--- START OF Records shown ---
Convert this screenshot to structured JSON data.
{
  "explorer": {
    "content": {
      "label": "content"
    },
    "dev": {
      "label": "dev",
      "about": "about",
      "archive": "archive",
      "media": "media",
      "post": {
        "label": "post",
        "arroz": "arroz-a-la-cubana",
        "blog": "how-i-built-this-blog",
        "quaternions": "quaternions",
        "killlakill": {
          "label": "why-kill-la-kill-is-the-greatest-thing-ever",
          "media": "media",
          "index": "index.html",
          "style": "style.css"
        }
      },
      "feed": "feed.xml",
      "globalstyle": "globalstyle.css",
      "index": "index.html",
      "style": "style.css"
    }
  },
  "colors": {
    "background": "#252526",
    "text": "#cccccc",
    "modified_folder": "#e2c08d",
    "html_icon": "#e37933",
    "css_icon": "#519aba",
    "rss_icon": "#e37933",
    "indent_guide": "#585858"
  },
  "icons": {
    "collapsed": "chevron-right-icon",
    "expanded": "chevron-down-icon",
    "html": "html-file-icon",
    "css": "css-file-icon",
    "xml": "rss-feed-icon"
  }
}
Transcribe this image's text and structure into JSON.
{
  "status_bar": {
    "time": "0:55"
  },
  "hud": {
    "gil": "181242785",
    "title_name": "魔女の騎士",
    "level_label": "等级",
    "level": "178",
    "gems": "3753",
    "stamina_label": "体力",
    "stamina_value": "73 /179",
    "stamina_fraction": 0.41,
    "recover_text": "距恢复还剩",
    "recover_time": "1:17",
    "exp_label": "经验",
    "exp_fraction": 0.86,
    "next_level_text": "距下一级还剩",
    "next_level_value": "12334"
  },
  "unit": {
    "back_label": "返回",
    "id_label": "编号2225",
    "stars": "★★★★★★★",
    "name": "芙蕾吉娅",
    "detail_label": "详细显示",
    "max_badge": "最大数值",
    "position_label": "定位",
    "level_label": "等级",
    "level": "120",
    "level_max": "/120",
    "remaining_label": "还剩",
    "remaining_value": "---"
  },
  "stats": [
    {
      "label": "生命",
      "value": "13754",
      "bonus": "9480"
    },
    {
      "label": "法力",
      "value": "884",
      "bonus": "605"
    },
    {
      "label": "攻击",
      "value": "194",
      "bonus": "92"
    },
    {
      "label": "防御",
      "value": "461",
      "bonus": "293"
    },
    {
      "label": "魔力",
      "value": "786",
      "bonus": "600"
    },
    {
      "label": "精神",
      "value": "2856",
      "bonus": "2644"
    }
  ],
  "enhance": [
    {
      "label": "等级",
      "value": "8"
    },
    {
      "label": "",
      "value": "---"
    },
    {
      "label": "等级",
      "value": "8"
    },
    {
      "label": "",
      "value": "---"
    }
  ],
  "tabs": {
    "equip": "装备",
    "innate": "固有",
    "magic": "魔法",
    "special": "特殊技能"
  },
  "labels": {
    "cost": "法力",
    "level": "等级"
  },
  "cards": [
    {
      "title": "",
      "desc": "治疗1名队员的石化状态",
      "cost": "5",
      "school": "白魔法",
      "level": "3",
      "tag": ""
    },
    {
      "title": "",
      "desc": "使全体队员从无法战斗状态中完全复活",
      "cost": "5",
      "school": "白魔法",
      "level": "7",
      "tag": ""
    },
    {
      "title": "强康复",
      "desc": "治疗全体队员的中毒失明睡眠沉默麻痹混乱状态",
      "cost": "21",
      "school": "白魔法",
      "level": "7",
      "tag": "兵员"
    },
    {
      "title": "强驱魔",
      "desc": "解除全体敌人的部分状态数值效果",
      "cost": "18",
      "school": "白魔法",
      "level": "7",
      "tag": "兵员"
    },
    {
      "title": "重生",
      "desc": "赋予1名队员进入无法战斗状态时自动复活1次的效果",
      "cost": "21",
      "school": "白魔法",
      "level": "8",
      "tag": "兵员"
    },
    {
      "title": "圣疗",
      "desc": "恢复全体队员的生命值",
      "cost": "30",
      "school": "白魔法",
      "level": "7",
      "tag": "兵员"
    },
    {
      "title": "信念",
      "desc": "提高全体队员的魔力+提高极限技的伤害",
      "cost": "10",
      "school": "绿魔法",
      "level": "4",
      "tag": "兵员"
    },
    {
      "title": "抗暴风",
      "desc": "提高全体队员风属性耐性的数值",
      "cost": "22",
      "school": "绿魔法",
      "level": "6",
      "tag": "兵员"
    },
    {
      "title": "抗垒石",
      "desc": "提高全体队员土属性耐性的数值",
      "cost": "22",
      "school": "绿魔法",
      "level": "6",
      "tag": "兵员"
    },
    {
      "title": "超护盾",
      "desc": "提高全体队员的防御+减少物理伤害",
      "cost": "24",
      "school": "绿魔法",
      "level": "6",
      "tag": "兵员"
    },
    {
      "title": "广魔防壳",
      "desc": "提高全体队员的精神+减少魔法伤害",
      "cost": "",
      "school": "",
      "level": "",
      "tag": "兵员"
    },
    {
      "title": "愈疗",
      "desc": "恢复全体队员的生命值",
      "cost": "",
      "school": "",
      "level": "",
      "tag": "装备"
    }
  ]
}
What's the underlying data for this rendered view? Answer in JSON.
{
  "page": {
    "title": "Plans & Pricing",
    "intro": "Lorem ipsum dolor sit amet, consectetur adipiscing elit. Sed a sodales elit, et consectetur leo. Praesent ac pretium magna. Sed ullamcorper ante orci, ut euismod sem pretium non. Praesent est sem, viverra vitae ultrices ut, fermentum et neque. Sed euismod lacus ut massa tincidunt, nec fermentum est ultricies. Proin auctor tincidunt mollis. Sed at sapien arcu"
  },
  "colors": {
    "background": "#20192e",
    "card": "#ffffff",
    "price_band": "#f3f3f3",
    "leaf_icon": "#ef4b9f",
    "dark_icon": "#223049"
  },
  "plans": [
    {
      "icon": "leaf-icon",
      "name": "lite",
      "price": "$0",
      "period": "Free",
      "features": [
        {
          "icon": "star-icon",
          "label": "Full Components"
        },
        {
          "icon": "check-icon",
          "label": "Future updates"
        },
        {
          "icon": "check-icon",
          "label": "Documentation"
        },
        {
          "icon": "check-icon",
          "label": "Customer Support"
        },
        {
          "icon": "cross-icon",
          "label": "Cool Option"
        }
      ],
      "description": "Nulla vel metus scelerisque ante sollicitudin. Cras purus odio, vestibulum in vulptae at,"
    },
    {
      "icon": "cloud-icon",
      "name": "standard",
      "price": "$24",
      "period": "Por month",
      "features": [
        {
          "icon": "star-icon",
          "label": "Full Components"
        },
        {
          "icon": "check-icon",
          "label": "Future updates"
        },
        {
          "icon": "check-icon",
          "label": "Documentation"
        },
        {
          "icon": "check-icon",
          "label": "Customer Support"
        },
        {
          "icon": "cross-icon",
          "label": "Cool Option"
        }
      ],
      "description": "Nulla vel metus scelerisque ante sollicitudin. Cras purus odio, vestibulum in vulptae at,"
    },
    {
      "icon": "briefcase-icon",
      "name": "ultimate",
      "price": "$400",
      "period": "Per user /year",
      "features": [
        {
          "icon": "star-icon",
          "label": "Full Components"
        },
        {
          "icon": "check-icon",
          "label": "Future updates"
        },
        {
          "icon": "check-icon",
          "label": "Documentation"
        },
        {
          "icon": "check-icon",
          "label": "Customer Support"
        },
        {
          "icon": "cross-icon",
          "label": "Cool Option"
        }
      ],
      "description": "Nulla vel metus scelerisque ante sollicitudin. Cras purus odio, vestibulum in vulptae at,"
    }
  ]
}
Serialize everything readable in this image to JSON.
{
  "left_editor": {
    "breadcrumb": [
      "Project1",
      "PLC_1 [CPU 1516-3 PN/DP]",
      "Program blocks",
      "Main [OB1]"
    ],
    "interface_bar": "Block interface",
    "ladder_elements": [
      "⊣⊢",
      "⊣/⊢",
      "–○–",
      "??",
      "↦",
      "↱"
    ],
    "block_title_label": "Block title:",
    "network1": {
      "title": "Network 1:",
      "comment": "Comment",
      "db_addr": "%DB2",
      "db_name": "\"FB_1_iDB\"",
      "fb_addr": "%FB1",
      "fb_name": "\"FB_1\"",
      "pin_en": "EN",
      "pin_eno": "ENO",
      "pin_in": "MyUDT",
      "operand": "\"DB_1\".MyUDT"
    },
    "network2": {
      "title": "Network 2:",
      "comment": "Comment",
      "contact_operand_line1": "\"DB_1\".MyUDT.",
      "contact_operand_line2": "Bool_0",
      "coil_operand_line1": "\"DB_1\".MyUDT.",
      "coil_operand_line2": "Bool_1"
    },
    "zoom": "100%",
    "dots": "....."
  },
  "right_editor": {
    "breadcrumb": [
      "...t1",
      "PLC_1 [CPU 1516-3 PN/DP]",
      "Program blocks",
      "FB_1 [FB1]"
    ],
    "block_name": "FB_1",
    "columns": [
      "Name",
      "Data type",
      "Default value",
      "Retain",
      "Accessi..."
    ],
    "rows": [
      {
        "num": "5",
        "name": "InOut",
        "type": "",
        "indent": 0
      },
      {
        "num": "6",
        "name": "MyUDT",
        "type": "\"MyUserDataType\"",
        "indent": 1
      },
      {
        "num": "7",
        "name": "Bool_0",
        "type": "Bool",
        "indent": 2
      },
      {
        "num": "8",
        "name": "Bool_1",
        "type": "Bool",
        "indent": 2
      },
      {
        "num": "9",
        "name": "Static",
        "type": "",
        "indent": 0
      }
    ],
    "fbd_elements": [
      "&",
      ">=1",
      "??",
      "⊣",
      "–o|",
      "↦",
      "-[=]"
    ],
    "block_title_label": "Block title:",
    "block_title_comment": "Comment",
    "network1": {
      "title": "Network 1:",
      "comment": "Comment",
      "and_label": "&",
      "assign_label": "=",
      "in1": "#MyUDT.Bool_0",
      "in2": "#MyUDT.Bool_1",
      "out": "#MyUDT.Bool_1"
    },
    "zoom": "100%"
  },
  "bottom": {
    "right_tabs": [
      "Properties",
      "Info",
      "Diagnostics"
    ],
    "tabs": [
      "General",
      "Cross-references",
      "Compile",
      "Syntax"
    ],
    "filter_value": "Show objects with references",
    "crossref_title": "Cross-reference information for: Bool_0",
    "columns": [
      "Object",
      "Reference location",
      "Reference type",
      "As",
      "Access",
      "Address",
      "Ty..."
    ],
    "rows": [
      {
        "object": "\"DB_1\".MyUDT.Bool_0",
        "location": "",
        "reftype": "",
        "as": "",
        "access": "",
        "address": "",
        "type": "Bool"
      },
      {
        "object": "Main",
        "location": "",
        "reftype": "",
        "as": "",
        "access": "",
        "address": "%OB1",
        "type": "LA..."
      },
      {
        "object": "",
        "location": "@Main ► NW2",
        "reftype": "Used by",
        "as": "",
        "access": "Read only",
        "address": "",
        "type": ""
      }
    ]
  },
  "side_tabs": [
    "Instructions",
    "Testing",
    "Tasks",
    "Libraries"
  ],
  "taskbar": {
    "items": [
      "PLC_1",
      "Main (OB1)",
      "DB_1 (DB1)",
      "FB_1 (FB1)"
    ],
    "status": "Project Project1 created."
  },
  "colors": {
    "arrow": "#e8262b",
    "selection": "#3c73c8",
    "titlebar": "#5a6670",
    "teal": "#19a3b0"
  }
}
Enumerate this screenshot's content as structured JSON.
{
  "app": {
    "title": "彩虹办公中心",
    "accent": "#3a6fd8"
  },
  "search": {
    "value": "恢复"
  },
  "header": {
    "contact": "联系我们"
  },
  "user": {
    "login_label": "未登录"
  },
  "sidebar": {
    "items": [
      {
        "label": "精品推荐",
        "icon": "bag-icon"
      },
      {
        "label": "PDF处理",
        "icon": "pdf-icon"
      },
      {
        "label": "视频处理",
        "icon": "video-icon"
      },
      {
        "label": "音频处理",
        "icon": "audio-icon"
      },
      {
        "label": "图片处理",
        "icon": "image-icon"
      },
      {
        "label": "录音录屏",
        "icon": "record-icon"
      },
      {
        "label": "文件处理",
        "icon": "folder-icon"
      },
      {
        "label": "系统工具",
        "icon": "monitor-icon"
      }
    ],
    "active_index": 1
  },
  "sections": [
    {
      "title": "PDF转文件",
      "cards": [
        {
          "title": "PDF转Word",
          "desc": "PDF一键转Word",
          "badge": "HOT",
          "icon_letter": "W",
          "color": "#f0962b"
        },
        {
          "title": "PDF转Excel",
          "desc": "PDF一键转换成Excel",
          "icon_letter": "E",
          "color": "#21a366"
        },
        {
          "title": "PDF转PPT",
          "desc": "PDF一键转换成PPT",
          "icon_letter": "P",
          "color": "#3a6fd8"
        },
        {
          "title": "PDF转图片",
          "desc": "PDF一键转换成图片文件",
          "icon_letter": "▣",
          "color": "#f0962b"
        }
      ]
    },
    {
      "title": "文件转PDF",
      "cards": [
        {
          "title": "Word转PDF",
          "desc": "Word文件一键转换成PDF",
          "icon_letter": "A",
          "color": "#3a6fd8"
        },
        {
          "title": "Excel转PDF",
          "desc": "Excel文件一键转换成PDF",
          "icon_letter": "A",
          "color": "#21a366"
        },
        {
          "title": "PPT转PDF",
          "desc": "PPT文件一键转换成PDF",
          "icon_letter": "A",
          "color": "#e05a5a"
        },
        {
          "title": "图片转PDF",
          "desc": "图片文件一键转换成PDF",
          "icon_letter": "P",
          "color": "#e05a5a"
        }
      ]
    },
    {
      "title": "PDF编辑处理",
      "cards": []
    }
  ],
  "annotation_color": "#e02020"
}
--- END OF Records shown ---
### What you will do
Return each line of the data that contains the string "MyUDT".

### Solution
      "pin_in": "MyUDT",
      "operand": "\"DB_1\".MyUDT"
      "contact_operand_line1": "\"DB_1\".MyUDT.",
      "coil_operand_line1": "\"DB_1\".MyUDT.",
        "name": "MyUDT",
      "in1": "#MyUDT.Bool_0",
      "in2": "#MyUDT.Bool_1",
      "out": "#MyUDT.Bool_1"
        "object": "\"DB_1\".MyUDT.Bool_0",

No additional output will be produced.